— BLOCCO DI TESTO —
- - -

Nell’ultima partita della squadra nazionale in cui si cantava “Hej Sloveni” [3] tu eri l’unico giocatore a cantare quell’inno. Che cosa significa la Jugoslavia per te?
Per me la Jugoslavia è un ideale incompiuto. Essa era fraternità e unità, multiculturalità, multiconfessionalità, il senso dell’uguaglianza, e non soltanto dal punto di vista delle classi sociali, ma anche fra le nazioni e le etnie. Questo per l’Europa di oggi non è altro che una chimera, che non si realizzerà mai proprio a causa delle disuguaglianze, che si vedono meglio nei tempi di crisi (ad esempio il rapporto tra Grecia e Germania).
Naturalmente, non sono un utopista e conosco tutte le insufficienze ed errori di quel sistema, economici come pure politici. E nello stesso tempo non riduco la Jugoslavia, come fa la maggior parte degli jugonostgici, al mare, ai viaggi e al senso di sicurezza, tutte cose che potrebbero essere lo specchio di uno stato clientelare. Come uno che proviene da una famiglia operaia, che nella generazione precedente era stata una famiglia dei contadini, so benissimo che non esiste nessun sistema al mondo dove l’operaio e l’uomo comune siano stati più rispettati. Basti pensare alla tragedia dei minatori di Aleksinac: ai loro funerali il paese intero partecipò con una commozione profonda. Oggi una cosa del genere è impensabile.

- - -

— CONTENUTO DEL DATASET —
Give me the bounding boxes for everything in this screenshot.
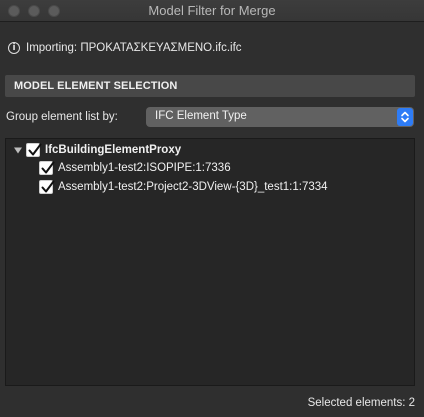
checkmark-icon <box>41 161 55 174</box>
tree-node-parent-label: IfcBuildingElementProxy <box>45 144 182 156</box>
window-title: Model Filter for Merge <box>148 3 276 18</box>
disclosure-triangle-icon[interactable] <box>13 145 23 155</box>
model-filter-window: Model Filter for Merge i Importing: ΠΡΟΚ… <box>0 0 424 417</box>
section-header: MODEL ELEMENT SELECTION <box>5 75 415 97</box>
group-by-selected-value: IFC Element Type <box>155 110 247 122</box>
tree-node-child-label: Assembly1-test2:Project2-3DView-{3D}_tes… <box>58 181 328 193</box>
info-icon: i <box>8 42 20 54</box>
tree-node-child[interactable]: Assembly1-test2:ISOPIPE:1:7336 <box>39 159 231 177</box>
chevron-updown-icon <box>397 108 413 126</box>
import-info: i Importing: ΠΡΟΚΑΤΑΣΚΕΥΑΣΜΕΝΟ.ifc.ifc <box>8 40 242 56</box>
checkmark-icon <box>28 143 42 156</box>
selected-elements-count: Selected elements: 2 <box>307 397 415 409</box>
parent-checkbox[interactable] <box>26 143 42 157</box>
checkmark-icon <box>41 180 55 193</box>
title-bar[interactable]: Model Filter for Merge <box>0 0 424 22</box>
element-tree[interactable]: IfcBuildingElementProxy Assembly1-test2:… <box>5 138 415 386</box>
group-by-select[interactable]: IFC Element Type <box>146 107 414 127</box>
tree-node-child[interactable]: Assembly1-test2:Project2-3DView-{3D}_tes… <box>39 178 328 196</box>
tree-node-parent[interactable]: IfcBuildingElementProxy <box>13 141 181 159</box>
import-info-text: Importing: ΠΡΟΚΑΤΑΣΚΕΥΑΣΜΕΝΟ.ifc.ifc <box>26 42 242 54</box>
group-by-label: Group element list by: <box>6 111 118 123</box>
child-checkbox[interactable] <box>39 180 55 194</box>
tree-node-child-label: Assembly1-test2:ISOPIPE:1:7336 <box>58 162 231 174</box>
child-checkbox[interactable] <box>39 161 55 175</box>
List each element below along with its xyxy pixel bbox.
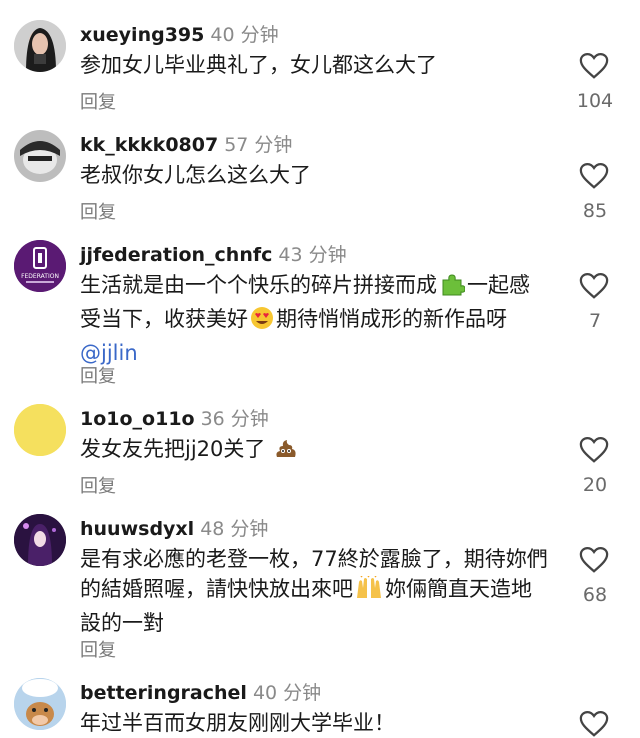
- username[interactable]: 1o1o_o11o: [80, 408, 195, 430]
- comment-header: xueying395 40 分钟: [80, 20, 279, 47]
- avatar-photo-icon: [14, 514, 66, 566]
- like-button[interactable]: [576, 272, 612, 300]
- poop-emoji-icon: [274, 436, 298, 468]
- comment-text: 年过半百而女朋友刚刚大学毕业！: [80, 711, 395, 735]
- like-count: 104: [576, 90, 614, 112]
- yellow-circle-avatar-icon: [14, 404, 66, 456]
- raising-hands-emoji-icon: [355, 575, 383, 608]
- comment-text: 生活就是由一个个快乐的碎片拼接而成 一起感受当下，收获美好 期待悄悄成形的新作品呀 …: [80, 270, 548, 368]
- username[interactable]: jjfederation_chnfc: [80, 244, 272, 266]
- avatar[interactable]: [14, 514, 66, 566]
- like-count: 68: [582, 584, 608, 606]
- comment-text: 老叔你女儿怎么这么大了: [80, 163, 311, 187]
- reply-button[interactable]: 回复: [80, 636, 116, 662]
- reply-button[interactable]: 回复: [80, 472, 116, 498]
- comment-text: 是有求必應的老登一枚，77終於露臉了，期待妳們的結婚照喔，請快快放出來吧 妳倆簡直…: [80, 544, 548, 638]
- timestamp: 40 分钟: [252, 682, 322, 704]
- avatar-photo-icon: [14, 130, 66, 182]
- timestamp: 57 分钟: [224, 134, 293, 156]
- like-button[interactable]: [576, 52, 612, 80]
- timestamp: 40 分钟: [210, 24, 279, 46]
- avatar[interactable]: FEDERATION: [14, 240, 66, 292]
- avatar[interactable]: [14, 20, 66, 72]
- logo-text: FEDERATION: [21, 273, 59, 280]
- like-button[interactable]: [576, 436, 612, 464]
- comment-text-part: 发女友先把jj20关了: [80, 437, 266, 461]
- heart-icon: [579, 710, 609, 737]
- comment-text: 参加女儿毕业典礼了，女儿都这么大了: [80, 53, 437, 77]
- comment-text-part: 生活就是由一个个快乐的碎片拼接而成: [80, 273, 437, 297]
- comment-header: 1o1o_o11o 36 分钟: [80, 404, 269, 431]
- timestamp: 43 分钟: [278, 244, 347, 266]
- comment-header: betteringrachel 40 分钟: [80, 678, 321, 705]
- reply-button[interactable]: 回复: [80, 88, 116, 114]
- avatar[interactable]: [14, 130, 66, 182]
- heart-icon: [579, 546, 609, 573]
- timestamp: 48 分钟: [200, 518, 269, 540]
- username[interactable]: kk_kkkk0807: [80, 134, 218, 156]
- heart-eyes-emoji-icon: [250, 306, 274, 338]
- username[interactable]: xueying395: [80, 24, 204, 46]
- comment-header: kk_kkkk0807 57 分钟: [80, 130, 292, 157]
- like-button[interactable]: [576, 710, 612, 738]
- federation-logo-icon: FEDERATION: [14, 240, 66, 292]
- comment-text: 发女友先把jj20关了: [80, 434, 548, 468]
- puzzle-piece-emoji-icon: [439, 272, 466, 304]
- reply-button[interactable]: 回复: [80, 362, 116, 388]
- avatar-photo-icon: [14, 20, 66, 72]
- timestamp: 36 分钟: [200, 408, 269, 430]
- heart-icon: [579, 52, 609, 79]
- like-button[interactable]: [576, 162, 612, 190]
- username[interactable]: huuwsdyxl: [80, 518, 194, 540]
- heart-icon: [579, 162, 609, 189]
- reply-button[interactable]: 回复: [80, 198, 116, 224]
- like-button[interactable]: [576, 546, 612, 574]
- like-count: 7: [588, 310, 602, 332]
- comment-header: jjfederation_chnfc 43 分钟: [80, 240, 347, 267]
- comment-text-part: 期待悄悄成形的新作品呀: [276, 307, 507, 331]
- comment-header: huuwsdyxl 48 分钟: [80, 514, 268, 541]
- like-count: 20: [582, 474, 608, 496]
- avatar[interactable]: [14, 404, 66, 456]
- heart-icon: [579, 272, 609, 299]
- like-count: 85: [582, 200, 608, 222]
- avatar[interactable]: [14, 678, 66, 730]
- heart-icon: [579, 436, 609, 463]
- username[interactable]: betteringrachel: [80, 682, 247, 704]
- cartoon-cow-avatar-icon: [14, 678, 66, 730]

- - -

In base all'intervista sulla Jugoslavia, risponda alle seguenti domande:
(a) Quale inno si cantava nell'ultima partita della squadra nazionale?
(b) Quale esempio viene citato per le disuguaglianze visibili nei tempi di crisi?
(c) Ai funerali di quali vittime partecipò con profonda commozione il paese intero?

(a) "Hej Sloveni".
(b) Il rapporto tra Grecia e Germania.
(c) Dei minatori di Aleksinac.